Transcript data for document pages

━━━━━━━━━━━━━━━━

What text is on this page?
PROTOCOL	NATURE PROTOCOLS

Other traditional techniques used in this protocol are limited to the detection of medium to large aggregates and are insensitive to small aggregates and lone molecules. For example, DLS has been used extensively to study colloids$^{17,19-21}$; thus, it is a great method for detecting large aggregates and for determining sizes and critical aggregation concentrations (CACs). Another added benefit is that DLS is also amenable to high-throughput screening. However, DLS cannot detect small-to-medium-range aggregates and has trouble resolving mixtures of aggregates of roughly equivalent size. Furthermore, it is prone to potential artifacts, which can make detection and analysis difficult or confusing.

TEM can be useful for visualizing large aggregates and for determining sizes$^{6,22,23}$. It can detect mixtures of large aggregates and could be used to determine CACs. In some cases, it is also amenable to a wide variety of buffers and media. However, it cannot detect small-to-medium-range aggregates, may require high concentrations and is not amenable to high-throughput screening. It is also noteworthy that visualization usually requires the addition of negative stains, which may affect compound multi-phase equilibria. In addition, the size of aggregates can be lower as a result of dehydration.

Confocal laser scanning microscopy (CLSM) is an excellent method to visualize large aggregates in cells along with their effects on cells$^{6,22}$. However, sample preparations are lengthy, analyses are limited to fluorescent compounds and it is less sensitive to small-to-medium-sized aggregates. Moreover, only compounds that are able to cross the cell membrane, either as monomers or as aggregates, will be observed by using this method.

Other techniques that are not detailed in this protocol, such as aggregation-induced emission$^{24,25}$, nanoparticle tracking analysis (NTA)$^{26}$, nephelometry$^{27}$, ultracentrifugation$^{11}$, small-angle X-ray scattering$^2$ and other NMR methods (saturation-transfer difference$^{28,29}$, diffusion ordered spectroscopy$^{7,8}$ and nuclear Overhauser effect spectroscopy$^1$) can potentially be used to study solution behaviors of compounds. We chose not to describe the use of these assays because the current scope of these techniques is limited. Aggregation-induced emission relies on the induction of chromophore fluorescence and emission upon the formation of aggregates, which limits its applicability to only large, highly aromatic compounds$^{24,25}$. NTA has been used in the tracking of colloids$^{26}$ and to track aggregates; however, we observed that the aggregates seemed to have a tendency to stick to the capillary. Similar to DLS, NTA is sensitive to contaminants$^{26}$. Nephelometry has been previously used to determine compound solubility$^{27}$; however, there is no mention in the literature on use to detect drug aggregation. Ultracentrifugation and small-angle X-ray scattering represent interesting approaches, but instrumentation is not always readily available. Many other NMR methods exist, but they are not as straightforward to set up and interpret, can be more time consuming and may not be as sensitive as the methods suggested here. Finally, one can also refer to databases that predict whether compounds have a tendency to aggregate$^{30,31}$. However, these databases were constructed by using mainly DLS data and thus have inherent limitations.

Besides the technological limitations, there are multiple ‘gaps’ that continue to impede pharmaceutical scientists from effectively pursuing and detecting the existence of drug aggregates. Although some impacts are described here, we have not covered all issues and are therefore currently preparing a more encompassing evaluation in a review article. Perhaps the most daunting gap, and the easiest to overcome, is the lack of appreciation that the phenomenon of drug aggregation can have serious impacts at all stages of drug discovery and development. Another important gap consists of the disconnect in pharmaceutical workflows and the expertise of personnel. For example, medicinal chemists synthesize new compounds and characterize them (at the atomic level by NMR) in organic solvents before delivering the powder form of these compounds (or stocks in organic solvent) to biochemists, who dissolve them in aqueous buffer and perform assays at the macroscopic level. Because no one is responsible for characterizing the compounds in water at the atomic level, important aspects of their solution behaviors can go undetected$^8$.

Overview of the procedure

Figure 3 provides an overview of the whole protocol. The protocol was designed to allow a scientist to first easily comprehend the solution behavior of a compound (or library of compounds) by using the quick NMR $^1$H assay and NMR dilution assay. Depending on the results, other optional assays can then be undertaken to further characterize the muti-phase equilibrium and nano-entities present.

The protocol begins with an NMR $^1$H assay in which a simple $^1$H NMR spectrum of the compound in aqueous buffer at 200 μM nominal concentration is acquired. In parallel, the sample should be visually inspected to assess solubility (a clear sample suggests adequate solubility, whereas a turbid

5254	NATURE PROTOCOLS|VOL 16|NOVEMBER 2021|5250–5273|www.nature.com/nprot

━━━━━━━━━━━━━━━━

▶ **REQUIRED WORK**:
Word for word, give back all of the records.

▶ **TASK ANSWER**:
What text is on this page?
PROTOCOL	NATURE PROTOCOLS

Other traditional techniques used in this protocol are limited to the detection of medium to large aggregates and are insensitive to small aggregates and lone molecules. For example, DLS has been used extensively to study colloids$^{17,19-21}$; thus, it is a great method for detecting large aggregates and for determining sizes and critical aggregation concentrations (CACs). Another added benefit is that DLS is also amenable to high-throughput screening. However, DLS cannot detect small-to-medium-range aggregates and has trouble resolving mixtures of aggregates of roughly equivalent size. Furthermore, it is prone to potential artifacts, which can make detection and analysis difficult or confusing.

TEM can be useful for visualizing large aggregates and for determining sizes$^{6,22,23}$. It can detect mixtures of large aggregates and could be used to determine CACs. In some cases, it is also amenable to a wide variety of buffers and media. However, it cannot detect small-to-medium-range aggregates, may require high concentrations and is not amenable to high-throughput screening. It is also noteworthy that visualization usually requires the addition of negative stains, which may affect compound multi-phase equilibria. In addition, the size of aggregates can be lower as a result of dehydration.

Confocal laser scanning microscopy (CLSM) is an excellent method to visualize large aggregates in cells along with their effects on cells$^{6,22}$. However, sample preparations are lengthy, analyses are limited to fluorescent compounds and it is less sensitive to small-to-medium-sized aggregates. Moreover, only compounds that are able to cross the cell membrane, either as monomers or as aggregates, will be observed by using this method.

Other techniques that are not detailed in this protocol, such as aggregation-induced emission$^{24,25}$, nanoparticle tracking analysis (NTA)$^{26}$, nephelometry$^{27}$, ultracentrifugation$^{11}$, small-angle X-ray scattering$^2$ and other NMR methods (saturation-transfer difference$^{28,29}$, diffusion ordered spectroscopy$^{7,8}$ and nuclear Overhauser effect spectroscopy$^1$) can potentially be used to study solution behaviors of compounds. We chose not to describe the use of these assays because the current scope of these techniques is limited. Aggregation-induced emission relies on the induction of chromophore fluorescence and emission upon the formation of aggregates, which limits its applicability to only large, highly aromatic compounds$^{24,25}$. NTA has been used in the tracking of colloids$^{26}$ and to track aggregates; however, we observed that the aggregates seemed to have a tendency to stick to the capillary. Similar to DLS, NTA is sensitive to contaminants$^{26}$. Nephelometry has been previously used to determine compound solubility$^{27}$; however, there is no mention in the literature on use to detect drug aggregation. Ultracentrifugation and small-angle X-ray scattering represent interesting approaches, but instrumentation is not always readily available. Many other NMR methods exist, but they are not as straightforward to set up and interpret, can be more time consuming and may not be as sensitive as the methods suggested here. Finally, one can also refer to databases that predict whether compounds have a tendency to aggregate$^{30,31}$. However, these databases were constructed by using mainly DLS data and thus have inherent limitations.

Besides the technological limitations, there are multiple ‘gaps’ that continue to impede pharmaceutical scientists from effectively pursuing and detecting the existence of drug aggregates. Although some impacts are described here, we have not covered all issues and are therefore currently preparing a more encompassing evaluation in a review article. Perhaps the most daunting gap, and the easiest to overcome, is the lack of appreciation that the phenomenon of drug aggregation can have serious impacts at all stages of drug discovery and development. Another important gap consists of the disconnect in pharmaceutical workflows and the expertise of personnel. For example, medicinal chemists synthesize new compounds and characterize them (at the atomic level by NMR) in organic solvents before delivering the powder form of these compounds (or stocks in organic solvent) to biochemists, who dissolve them in aqueous buffer and perform assays at the macroscopic level. Because no one is responsible for characterizing the compounds in water at the atomic level, important aspects of their solution behaviors can go undetected$^8$.

Overview of the procedure

Figure 3 provides an overview of the whole protocol. The protocol was designed to allow a scientist to first easily comprehend the solution behavior of a compound (or library of compounds) by using the quick NMR $^1$H assay and NMR dilution assay. Depending on the results, other optional assays can then be undertaken to further characterize the muti-phase equilibrium and nano-entities present.

The protocol begins with an NMR $^1$H assay in which a simple $^1$H NMR spectrum of the compound in aqueous buffer at 200 μM nominal concentration is acquired. In parallel, the sample should be visually inspected to assess solubility (a clear sample suggests adequate solubility, whereas a turbid

5254	NATURE PROTOCOLS|VOL 16|NOVEMBER 2021|5250–5273|www.nature.com/nprot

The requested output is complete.